▶ What is being asked
Across the listing below, count the lines that mention the string "subtitle". Reply with the figure only.

▶ Extracted material
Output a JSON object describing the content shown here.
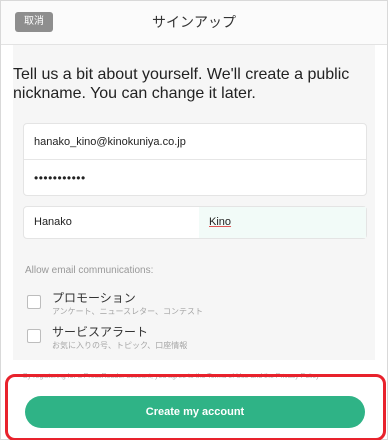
{
  "header": {
    "cancel_label": "取消",
    "title": "サインアップ"
  },
  "intro_text": "Tell us a bit about yourself. We'll create a public nickname. You can change it later.",
  "account": {
    "email_value": "hanako_kino@kinokuniya.co.jp",
    "password_value": "•••••••••••"
  },
  "name": {
    "first_value": "Hanako",
    "last_value": "Kino"
  },
  "email_comms": {
    "label": "Allow email communications:",
    "options": [
      {
        "title": "プロモーション",
        "subtitle": "アンケート、ニュースレター、コンテスト",
        "checked": false
      },
      {
        "title": "サービスアラート",
        "subtitle": "お気に入りの号、トピック、口座情報",
        "checked": false
      }
    ]
  },
  "terms_text": "By registering for a PressReader account, you agree to the Terms of Use and the Privacy Policy",
  "create_button_label": "Create my account",
  "colors": {
    "accent": "#2fb386",
    "highlight": "#e8222c",
    "cancel_button": "#8e8e8e"
  }
}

▶ Full response
2